**Directions for this task:** Consider the data that follows and state how many lines contain the string "Determine", using the number alone.

**Provided data:**
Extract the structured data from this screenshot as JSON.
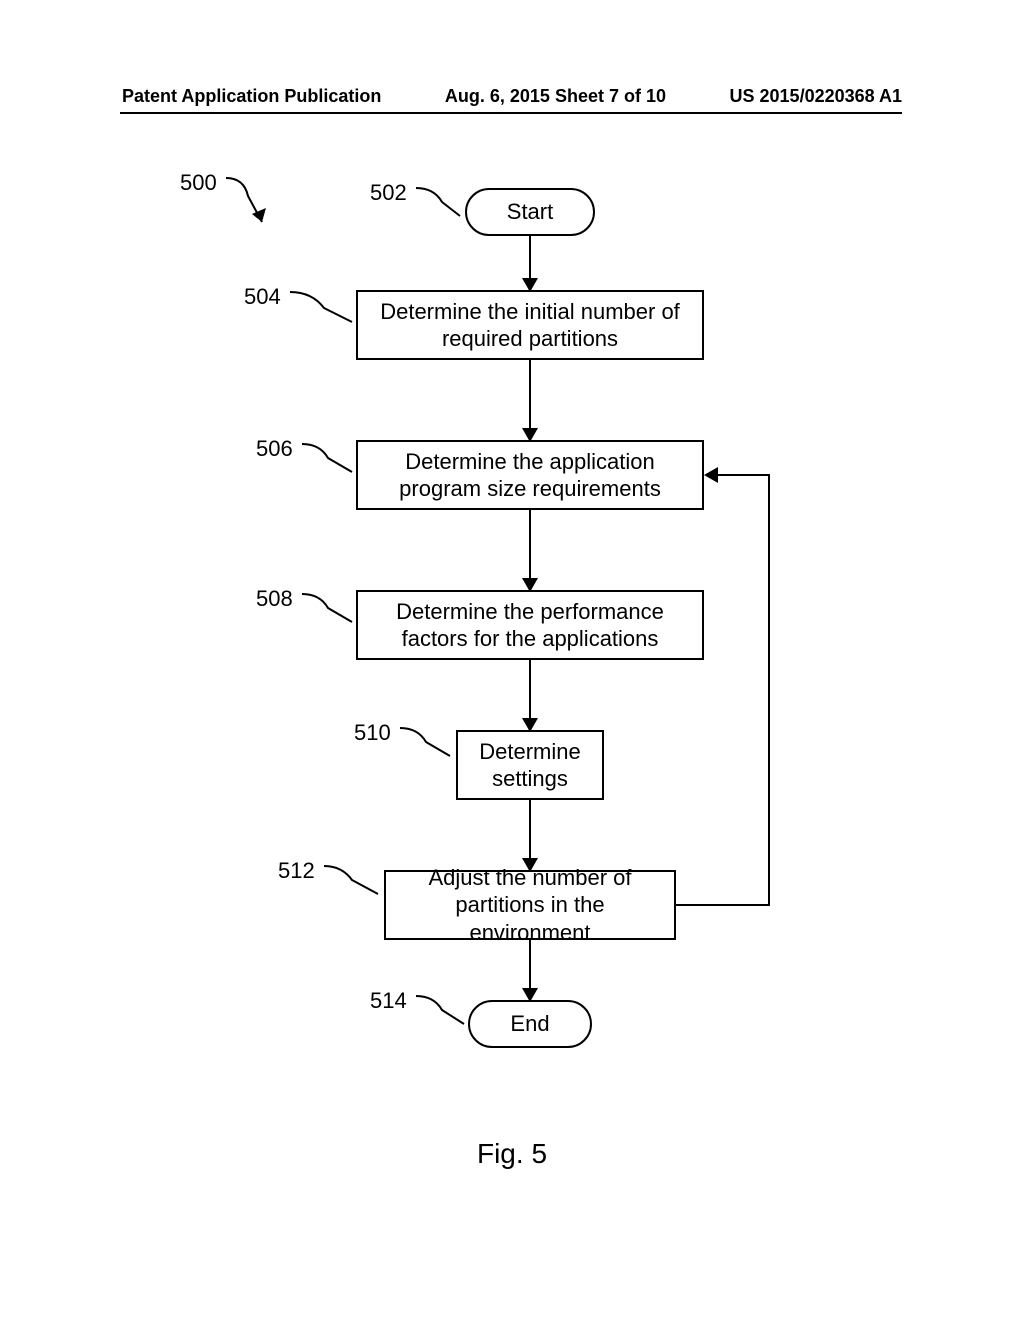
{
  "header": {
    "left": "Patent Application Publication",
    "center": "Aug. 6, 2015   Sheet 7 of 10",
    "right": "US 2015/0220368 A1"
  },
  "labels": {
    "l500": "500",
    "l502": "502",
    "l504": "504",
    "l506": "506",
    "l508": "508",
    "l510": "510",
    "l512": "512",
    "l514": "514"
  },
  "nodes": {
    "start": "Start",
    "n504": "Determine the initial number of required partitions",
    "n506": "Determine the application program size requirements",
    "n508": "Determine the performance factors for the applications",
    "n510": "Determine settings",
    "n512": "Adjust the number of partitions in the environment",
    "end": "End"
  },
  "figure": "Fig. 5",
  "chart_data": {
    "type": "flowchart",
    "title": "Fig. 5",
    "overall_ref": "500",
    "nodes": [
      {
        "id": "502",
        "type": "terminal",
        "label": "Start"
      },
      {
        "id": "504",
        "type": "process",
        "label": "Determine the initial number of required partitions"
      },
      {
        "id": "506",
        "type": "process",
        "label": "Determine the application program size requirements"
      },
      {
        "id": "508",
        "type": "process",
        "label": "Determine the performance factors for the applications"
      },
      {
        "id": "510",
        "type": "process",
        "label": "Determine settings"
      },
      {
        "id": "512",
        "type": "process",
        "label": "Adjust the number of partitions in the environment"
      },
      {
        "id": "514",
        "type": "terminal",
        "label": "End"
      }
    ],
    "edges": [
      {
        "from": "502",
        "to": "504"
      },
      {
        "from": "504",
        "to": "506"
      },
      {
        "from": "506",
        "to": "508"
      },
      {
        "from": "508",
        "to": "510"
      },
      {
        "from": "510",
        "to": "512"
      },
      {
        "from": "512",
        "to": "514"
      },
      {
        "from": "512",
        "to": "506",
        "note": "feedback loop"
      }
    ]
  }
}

---

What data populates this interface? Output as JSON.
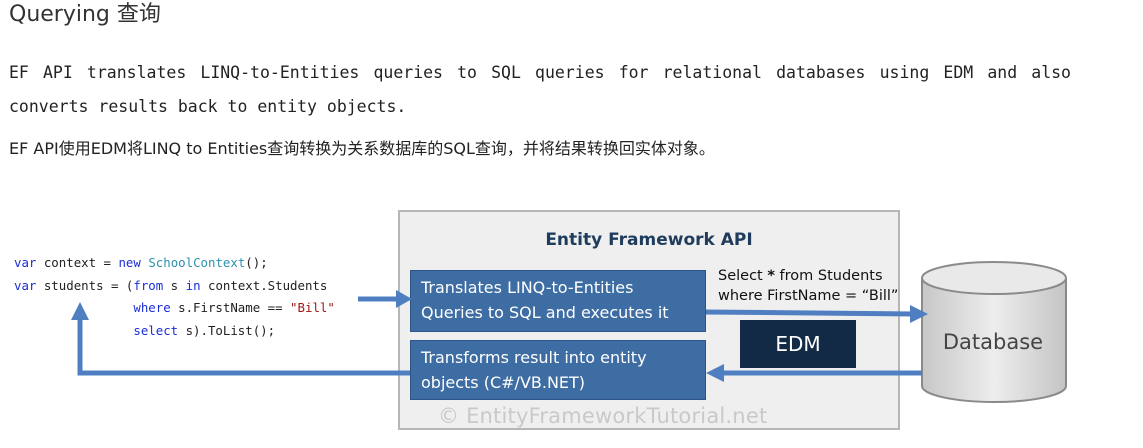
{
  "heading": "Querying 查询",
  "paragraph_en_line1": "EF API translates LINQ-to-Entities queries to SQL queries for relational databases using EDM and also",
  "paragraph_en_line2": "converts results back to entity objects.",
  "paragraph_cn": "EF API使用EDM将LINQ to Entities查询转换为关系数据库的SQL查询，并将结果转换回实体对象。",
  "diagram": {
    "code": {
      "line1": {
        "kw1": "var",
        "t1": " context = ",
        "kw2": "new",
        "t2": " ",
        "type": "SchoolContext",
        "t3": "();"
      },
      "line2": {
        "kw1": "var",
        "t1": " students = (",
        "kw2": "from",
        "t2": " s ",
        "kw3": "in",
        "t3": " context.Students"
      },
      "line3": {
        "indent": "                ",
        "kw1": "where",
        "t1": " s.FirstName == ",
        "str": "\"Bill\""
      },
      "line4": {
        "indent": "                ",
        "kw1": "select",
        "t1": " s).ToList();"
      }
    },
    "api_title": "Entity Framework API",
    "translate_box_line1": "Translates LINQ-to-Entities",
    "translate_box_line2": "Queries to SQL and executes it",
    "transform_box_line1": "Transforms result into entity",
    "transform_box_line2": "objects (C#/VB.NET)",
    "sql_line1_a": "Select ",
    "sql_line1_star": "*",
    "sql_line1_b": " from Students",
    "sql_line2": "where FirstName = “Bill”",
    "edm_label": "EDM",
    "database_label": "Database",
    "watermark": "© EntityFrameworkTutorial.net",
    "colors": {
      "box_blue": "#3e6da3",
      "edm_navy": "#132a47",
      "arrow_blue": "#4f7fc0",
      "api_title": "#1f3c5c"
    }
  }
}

**Answer below:** 8